┏━━

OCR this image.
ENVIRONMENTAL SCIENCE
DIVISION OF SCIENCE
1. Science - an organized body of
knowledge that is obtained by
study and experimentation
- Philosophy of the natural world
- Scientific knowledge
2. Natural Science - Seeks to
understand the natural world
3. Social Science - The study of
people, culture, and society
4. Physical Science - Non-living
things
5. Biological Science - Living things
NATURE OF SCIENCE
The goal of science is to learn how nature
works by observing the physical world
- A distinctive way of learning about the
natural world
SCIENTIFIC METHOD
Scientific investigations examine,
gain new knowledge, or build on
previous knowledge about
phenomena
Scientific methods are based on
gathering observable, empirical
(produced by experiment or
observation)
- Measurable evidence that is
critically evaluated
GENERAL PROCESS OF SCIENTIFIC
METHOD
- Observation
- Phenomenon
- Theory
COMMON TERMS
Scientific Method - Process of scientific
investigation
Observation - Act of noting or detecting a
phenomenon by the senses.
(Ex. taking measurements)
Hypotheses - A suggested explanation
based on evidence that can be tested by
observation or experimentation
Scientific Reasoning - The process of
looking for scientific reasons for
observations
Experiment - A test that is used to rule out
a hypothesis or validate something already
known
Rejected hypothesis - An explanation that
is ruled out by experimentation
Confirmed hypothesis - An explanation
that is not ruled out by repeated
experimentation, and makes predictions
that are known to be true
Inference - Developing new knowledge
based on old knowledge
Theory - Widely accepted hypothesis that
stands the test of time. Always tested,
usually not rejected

┗━━

**SET PROBLEM:** Write the data out again in full and exactly.

**RESPONSE TO THIS EXERCISE:**
OCR this image.
ENVIRONMENTAL SCIENCE
DIVISION OF SCIENCE
1. Science - an organized body of
knowledge that is obtained by
study and experimentation
- Philosophy of the natural world
- Scientific knowledge
2. Natural Science - Seeks to
understand the natural world
3. Social Science - The study of
people, culture, and society
4. Physical Science - Non-living
things
5. Biological Science - Living things
NATURE OF SCIENCE
The goal of science is to learn how nature
works by observing the physical world
- A distinctive way of learning about the
natural world
SCIENTIFIC METHOD
Scientific investigations examine,
gain new knowledge, or build on
previous knowledge about
phenomena
Scientific methods are based on
gathering observable, empirical
(produced by experiment or
observation)
- Measurable evidence that is
critically evaluated
GENERAL PROCESS OF SCIENTIFIC
METHOD
- Observation
- Phenomenon
- Theory
COMMON TERMS
Scientific Method - Process of scientific
investigation
Observation - Act of noting or detecting a
phenomenon by the senses.
(Ex. taking measurements)
Hypotheses - A suggested explanation
based on evidence that can be tested by
observation or experimentation
Scientific Reasoning - The process of
looking for scientific reasons for
observations
Experiment - A test that is used to rule out
a hypothesis or validate something already
known
Rejected hypothesis - An explanation that
is ruled out by experimentation
Confirmed hypothesis - An explanation
that is not ruled out by repeated
experimentation, and makes predictions
that are known to be true
Inference - Developing new knowledge
based on old knowledge
Theory - Widely accepted hypothesis that
stands the test of time. Always tested,
usually not rejected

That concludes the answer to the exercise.